• [Task objective] Gather every line below where "daño" appears.

• [Material provided]

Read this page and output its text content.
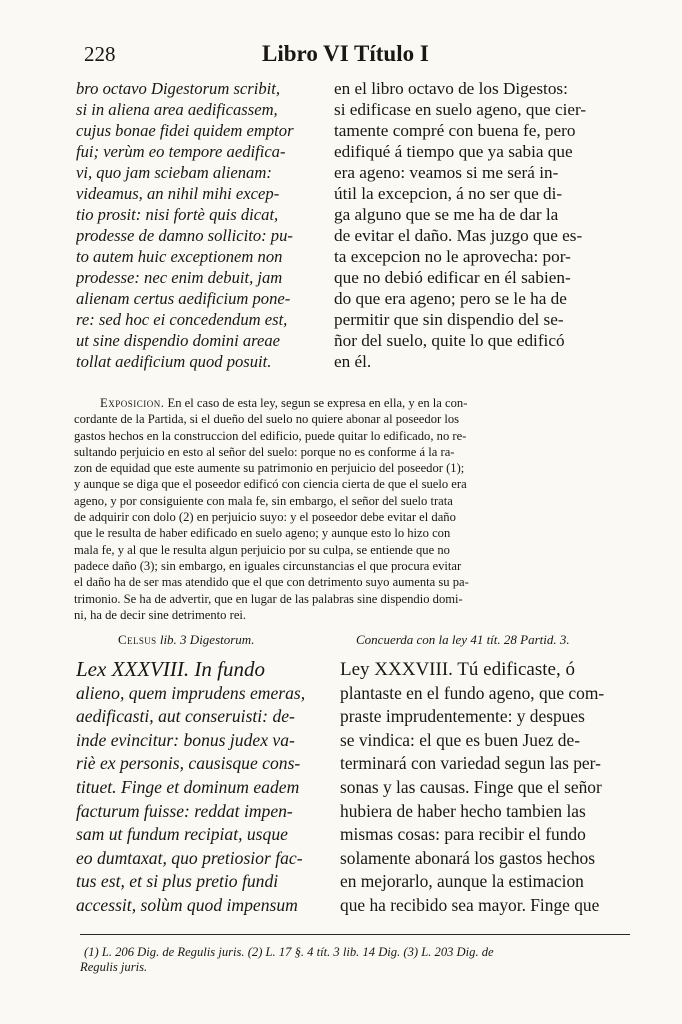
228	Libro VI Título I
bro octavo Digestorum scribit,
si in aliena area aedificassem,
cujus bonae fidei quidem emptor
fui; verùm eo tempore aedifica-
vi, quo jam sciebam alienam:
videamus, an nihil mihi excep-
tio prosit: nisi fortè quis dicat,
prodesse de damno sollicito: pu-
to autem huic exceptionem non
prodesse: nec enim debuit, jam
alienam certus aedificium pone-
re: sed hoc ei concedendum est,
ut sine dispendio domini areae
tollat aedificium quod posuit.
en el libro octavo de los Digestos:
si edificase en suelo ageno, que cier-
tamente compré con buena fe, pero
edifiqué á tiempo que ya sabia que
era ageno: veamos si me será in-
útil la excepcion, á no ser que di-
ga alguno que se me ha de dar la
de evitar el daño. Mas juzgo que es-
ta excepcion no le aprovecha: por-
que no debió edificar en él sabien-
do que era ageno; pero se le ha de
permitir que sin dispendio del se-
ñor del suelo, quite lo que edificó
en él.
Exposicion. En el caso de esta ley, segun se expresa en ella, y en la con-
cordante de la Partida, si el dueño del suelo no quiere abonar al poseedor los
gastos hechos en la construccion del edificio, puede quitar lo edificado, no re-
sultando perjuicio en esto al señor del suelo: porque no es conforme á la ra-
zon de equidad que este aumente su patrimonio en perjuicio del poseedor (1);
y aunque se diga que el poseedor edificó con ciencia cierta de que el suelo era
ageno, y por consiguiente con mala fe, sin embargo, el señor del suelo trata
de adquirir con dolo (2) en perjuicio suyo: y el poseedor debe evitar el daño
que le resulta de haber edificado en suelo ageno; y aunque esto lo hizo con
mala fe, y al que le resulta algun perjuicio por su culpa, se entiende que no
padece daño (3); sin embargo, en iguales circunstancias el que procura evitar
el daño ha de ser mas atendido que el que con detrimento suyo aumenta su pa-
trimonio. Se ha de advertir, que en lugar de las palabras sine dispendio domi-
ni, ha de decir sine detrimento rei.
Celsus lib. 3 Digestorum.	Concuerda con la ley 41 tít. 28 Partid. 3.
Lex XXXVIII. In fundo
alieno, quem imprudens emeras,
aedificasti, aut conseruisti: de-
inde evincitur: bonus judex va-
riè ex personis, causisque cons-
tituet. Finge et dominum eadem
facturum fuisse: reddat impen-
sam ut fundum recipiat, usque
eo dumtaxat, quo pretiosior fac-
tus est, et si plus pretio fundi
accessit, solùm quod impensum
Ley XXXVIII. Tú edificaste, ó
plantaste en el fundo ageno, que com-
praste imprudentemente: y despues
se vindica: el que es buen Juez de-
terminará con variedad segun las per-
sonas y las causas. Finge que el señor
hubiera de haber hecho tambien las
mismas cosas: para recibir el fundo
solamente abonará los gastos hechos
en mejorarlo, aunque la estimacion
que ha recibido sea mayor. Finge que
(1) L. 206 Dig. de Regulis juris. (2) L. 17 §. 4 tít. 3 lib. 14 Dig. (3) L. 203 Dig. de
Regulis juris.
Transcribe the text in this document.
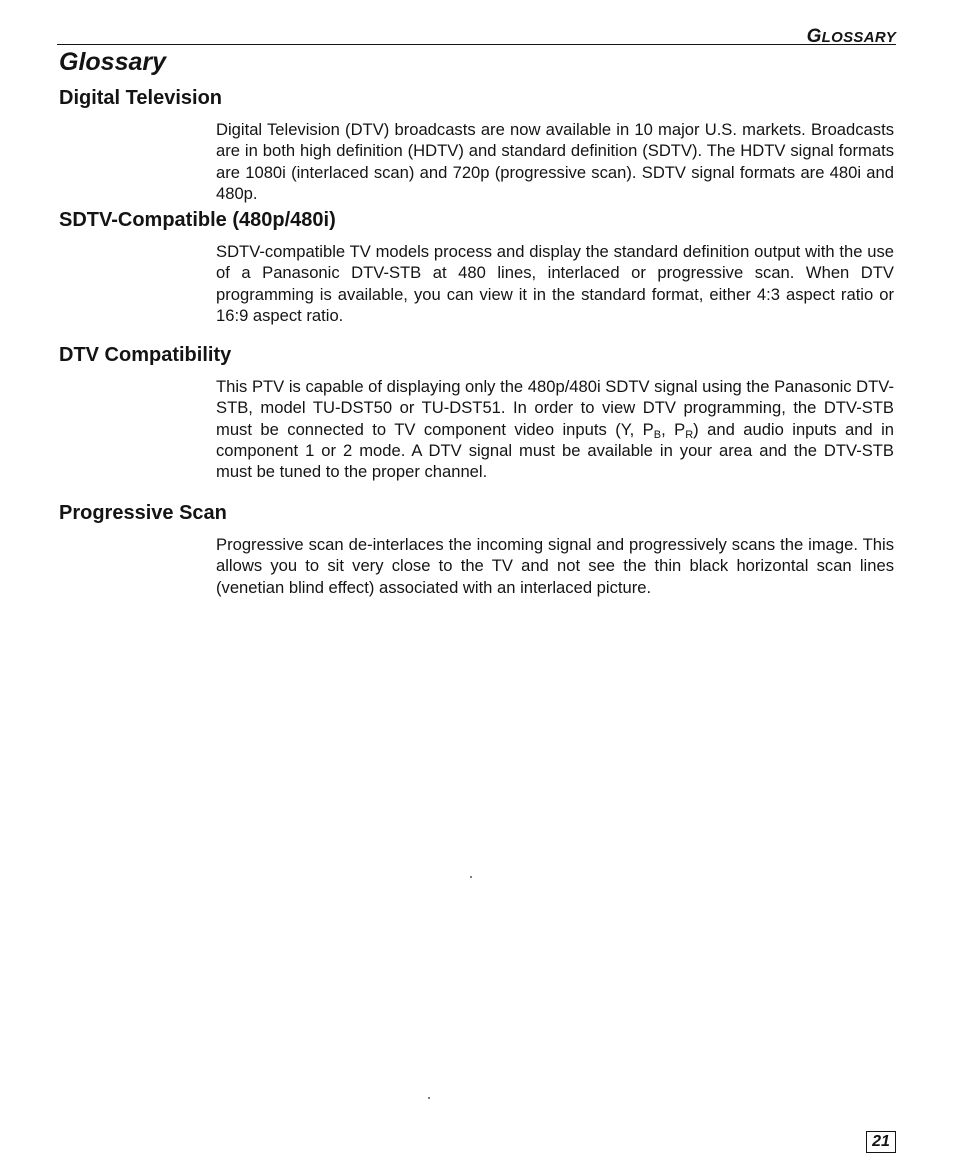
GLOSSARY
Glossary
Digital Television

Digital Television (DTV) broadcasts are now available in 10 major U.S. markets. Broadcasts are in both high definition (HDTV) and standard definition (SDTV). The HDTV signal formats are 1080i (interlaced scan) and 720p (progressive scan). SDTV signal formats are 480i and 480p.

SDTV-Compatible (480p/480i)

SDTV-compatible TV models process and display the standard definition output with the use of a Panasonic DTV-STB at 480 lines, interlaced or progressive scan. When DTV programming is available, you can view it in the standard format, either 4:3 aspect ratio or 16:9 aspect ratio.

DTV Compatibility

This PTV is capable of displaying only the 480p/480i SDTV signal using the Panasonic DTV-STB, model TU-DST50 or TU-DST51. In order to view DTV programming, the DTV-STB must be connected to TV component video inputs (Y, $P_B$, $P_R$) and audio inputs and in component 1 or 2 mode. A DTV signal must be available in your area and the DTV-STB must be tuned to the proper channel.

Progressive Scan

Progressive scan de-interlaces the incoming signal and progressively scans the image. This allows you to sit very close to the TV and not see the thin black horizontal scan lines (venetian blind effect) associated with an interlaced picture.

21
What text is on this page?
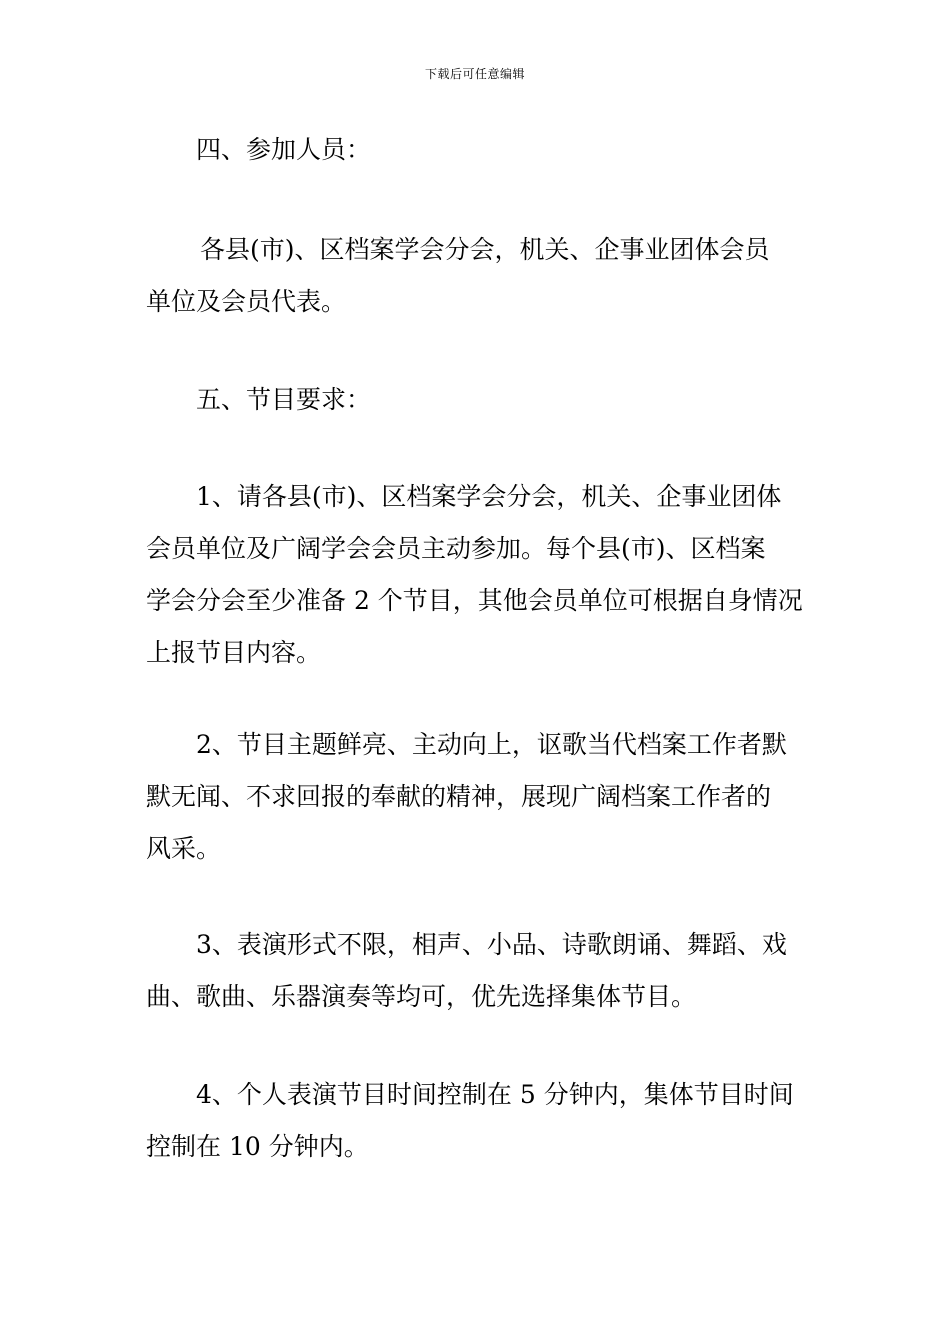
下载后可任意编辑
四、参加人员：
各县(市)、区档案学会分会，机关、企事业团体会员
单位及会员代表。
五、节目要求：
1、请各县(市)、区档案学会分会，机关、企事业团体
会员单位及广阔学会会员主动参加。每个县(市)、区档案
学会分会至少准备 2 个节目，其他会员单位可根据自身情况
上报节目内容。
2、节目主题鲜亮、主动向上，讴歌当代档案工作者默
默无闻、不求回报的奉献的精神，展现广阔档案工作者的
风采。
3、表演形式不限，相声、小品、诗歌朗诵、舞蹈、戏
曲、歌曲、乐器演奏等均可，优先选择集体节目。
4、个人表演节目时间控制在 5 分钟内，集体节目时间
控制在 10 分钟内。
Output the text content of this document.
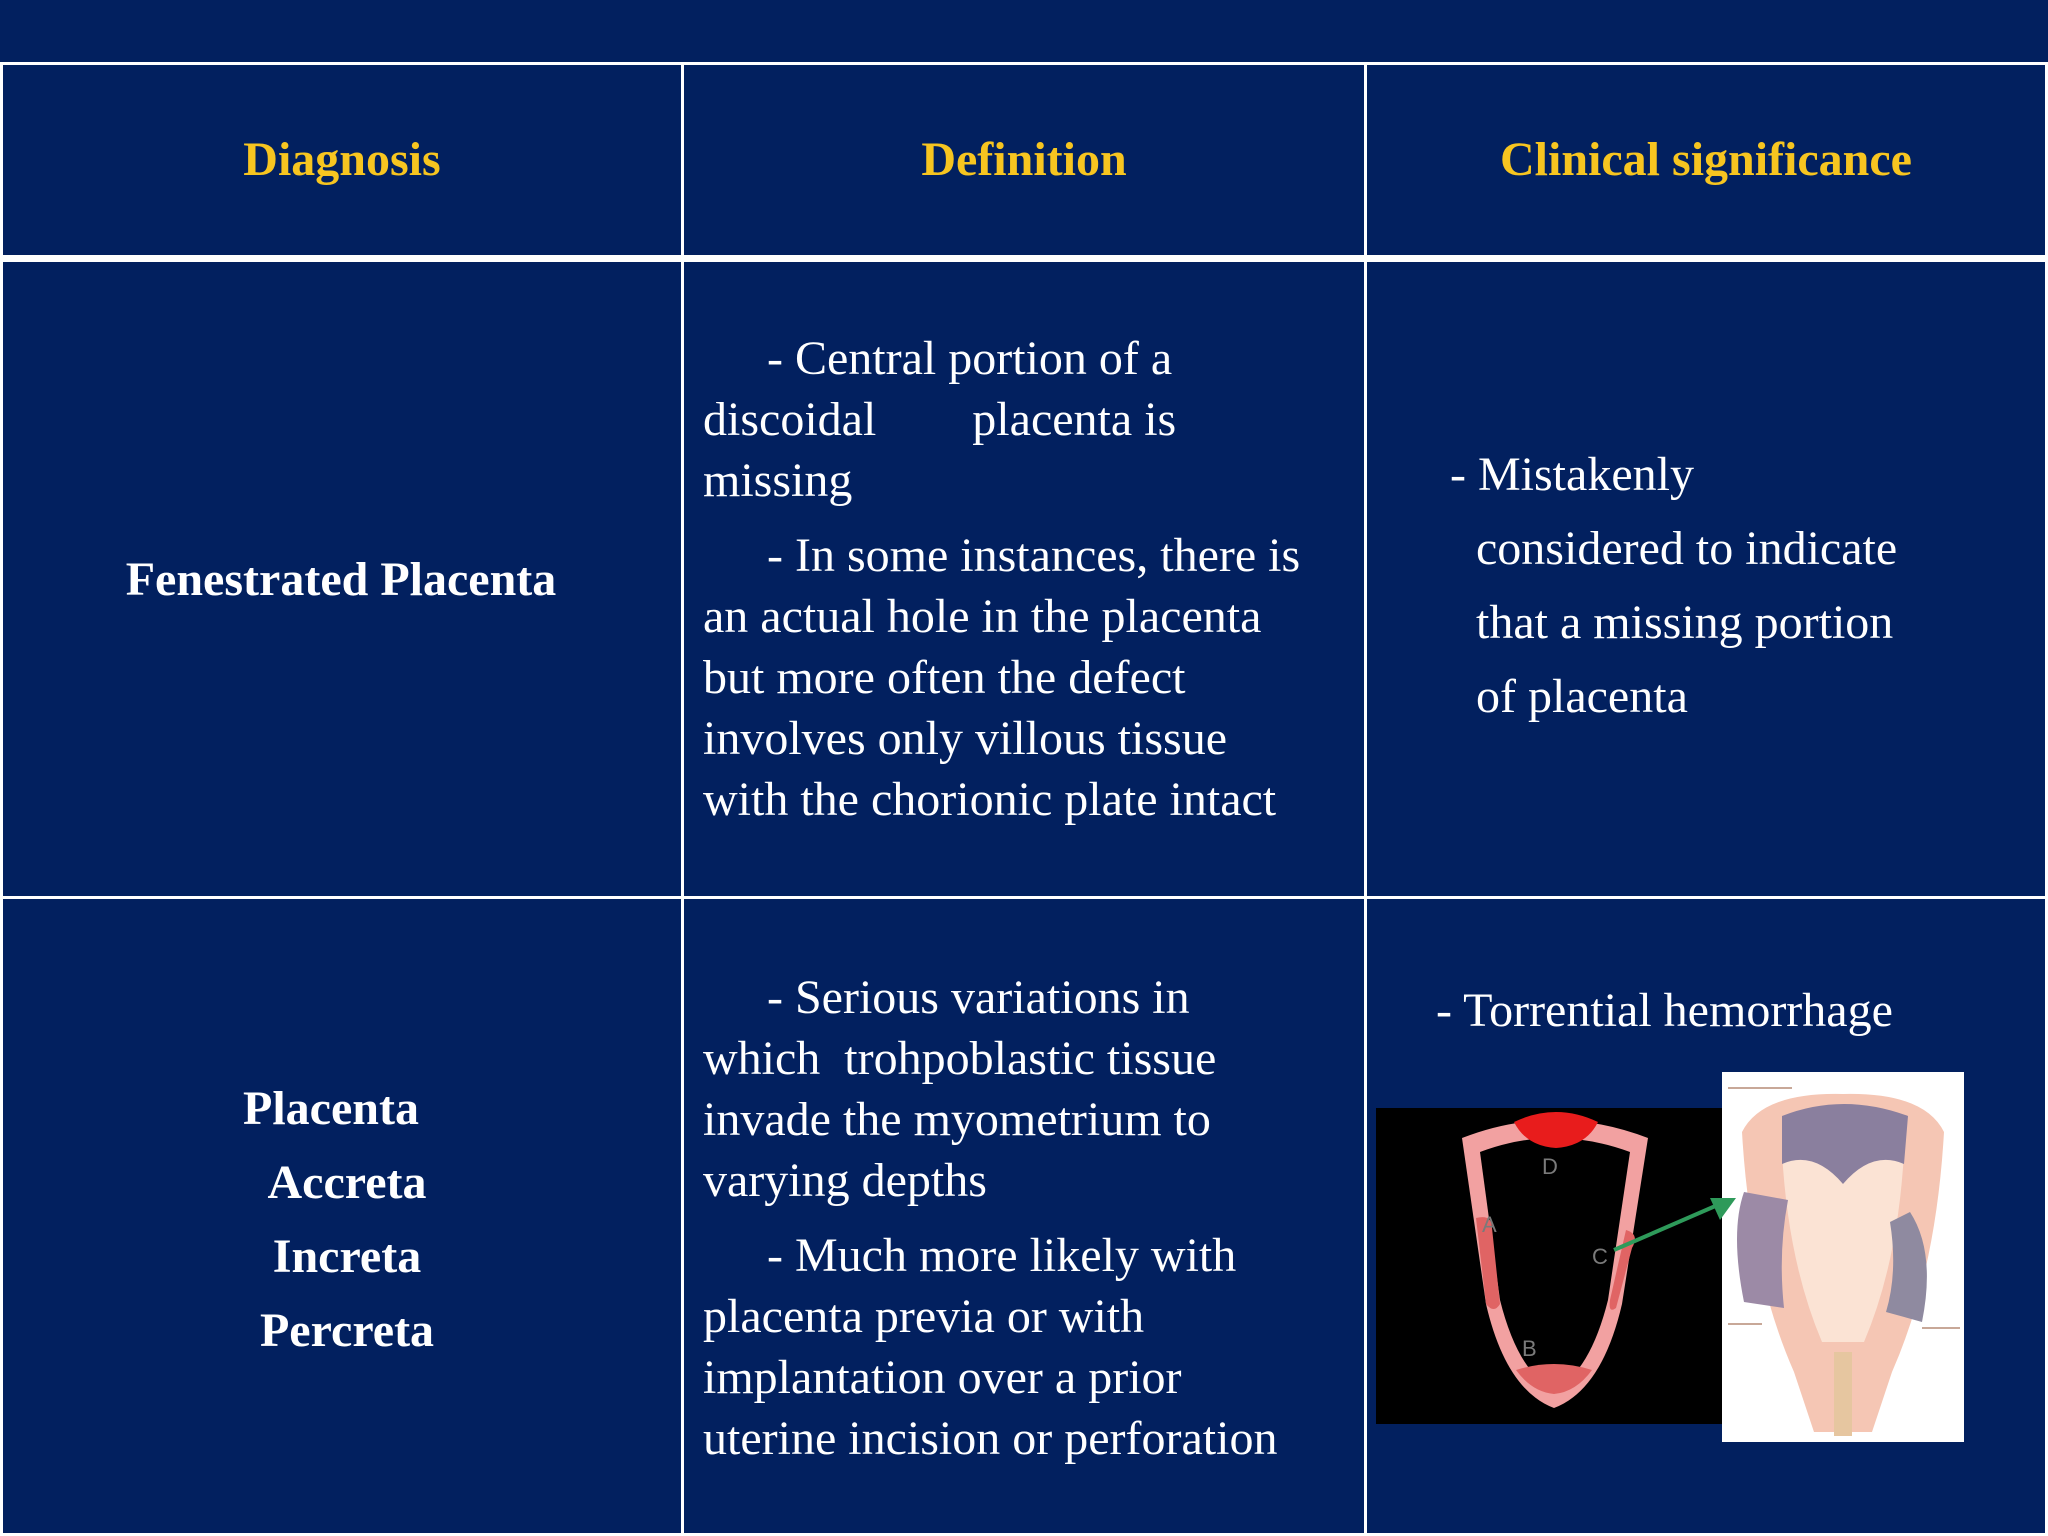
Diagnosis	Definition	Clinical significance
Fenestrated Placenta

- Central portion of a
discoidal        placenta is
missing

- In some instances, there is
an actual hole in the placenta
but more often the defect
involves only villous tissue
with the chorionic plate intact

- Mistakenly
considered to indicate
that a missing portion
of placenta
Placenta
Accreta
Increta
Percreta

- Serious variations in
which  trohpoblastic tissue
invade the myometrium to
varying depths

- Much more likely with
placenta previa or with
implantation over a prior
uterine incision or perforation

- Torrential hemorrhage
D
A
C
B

• [Full response]
de evitar el daño. Mas juzgo que es-
de adquirir con dolo (2) en perjuicio suyo: y el poseedor debe evitar el daño
padece daño (3); sin embargo, en iguales circunstancias el que procura evitar
el daño ha de ser mas atendido que el que con detrimento suyo aumenta su pa-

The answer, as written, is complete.